--- start GIVEN DATA ---

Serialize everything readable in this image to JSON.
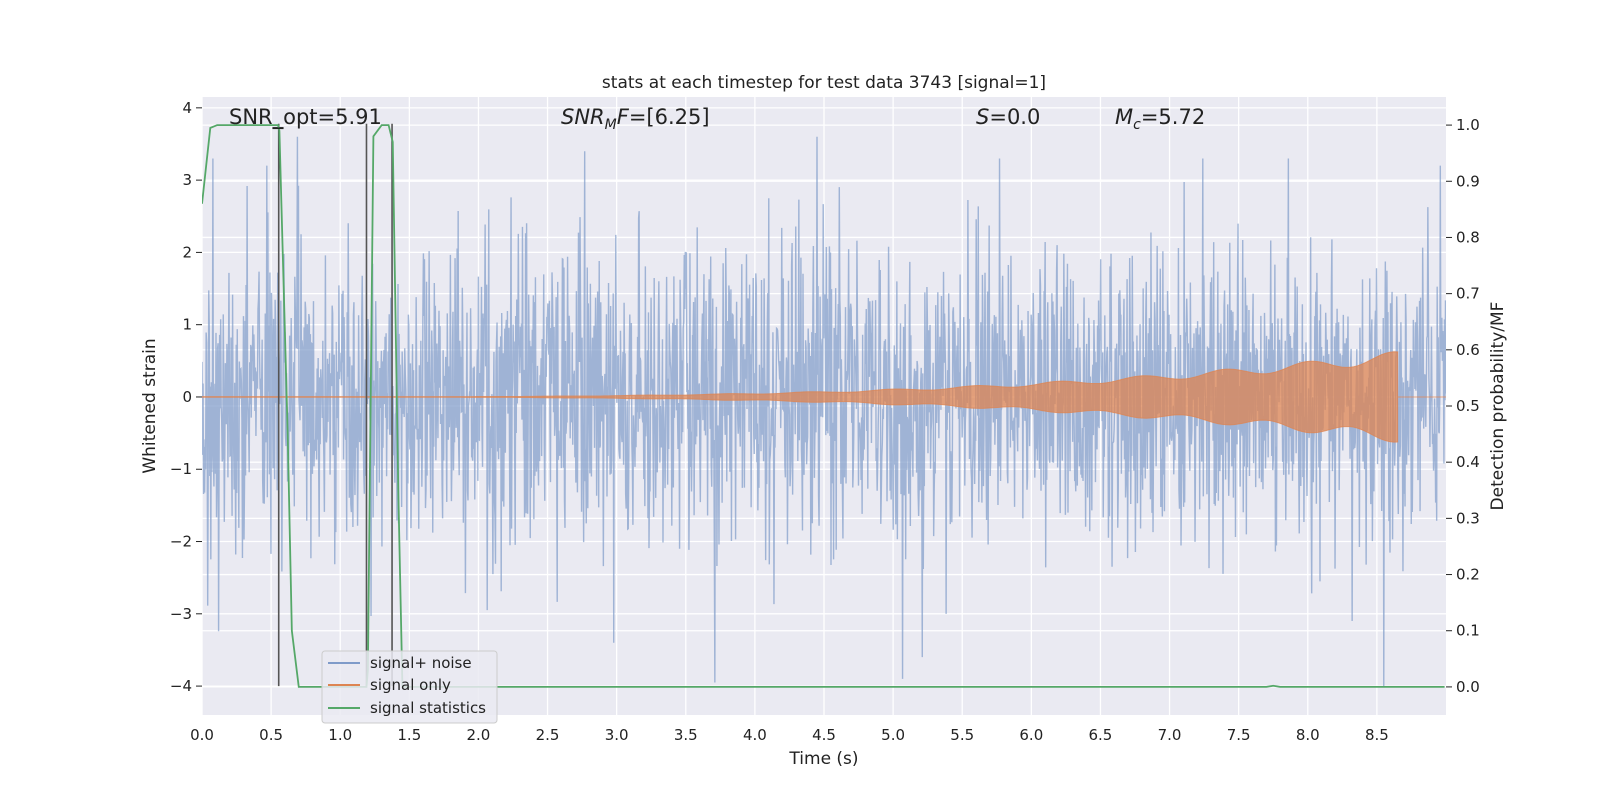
{
  "chart_data": {
    "type": "line",
    "title": "stats at each timestep for test data 3743 [signal=1]",
    "xlabel": "Time (s)",
    "ylabel": "Whitened strain",
    "y2label": "Detection probability/MF",
    "xlim": [
      0.0,
      9.0
    ],
    "ylim": [
      -4.4,
      4.15
    ],
    "y2lim": [
      -0.05,
      1.05
    ],
    "x_ticks": [
      0.0,
      0.5,
      1.0,
      1.5,
      2.0,
      2.5,
      3.0,
      3.5,
      4.0,
      4.5,
      5.0,
      5.5,
      6.0,
      6.5,
      7.0,
      7.5,
      8.0,
      8.5
    ],
    "x_tick_labels": [
      "0.0",
      "0.5",
      "1.0",
      "1.5",
      "2.0",
      "2.5",
      "3.0",
      "3.5",
      "4.0",
      "4.5",
      "5.0",
      "5.5",
      "6.0",
      "6.5",
      "7.0",
      "7.5",
      "8.0",
      "8.5"
    ],
    "y_ticks": [
      4,
      3,
      2,
      1,
      0,
      -1,
      -2,
      -3,
      -4
    ],
    "y_tick_labels": [
      "4",
      "3",
      "2",
      "1",
      "0",
      "−1",
      "−2",
      "−3",
      "−4"
    ],
    "y2_ticks": [
      1.0,
      0.9,
      0.8,
      0.7,
      0.6,
      0.5,
      0.4,
      0.3,
      0.2,
      0.1,
      0.0
    ],
    "y2_tick_labels": [
      "1.0",
      "0.9",
      "0.8",
      "0.7",
      "0.6",
      "0.5",
      "0.4",
      "0.3",
      "0.2",
      "0.1",
      "0.0"
    ],
    "grid": true,
    "legend_position": "bottom-left",
    "annotations": [
      {
        "id": "snr_opt",
        "text": "SNR_opt=5.91",
        "x": 0.2
      },
      {
        "id": "snr_mf",
        "text": "=[6.25]",
        "x": 2.6
      },
      {
        "id": "s",
        "text": "=0.0",
        "x": 5.6
      },
      {
        "id": "mc",
        "text": "=5.72",
        "x": 6.6
      }
    ],
    "series": [
      {
        "name": "signal+ noise",
        "color": "#7f9bc9",
        "style": "noise",
        "seed": 3743,
        "samples": 2400,
        "sigma": 1.0,
        "spikes": [
          [
            0.08,
            3.3
          ],
          [
            0.47,
            3.2
          ],
          [
            0.69,
            3.6
          ],
          [
            2.77,
            3.4
          ],
          [
            4.45,
            3.6
          ],
          [
            5.21,
            -3.6
          ],
          [
            5.77,
            3.3
          ],
          [
            7.24,
            3.3
          ],
          [
            7.86,
            3.3
          ],
          [
            8.32,
            -3.1
          ],
          [
            8.96,
            3.2
          ],
          [
            3.71,
            -3.95
          ],
          [
            2.98,
            -3.4
          ],
          [
            8.55,
            -4.0
          ]
        ]
      },
      {
        "name": "signal only",
        "color": "#dd8452",
        "style": "chirp",
        "start": 0.0,
        "end": 8.65,
        "max_amplitude": 0.55
      },
      {
        "name": "signal statistics",
        "color": "#55a868",
        "axis": "right",
        "x": [
          0.0,
          0.06,
          0.11,
          0.55,
          0.56,
          0.62,
          0.65,
          0.7,
          1.19,
          1.2,
          1.24,
          1.3,
          1.35,
          1.38,
          1.42,
          1.45,
          7.7,
          7.75,
          7.8,
          8.99
        ],
        "y": [
          0.86,
          0.995,
          1.0,
          1.0,
          0.99,
          0.45,
          0.1,
          0.0,
          0.0,
          0.03,
          0.98,
          1.0,
          1.0,
          0.97,
          0.35,
          0.0,
          0.0,
          0.002,
          0.0,
          0.0
        ]
      }
    ],
    "vlines": [
      {
        "x": 0.555,
        "ymin": -4.0,
        "ymax": 3.78
      },
      {
        "x": 1.19,
        "ymin": -4.0,
        "ymax": 3.78
      },
      {
        "x": 1.375,
        "ymin": -4.0,
        "ymax": 3.78
      }
    ],
    "marker_segments": [
      {
        "x1": 0.51,
        "x2": 0.59,
        "y": 3.72
      }
    ]
  }
}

--- end GIVEN DATA ---

◆ STATED EXERCISE
Identify every line above with the string "name" in it. Copy those lines.

◆ ANSWER TO THIS TASK
        "name": "signal+ noise",
        "name": "signal only",
        "name": "signal statistics",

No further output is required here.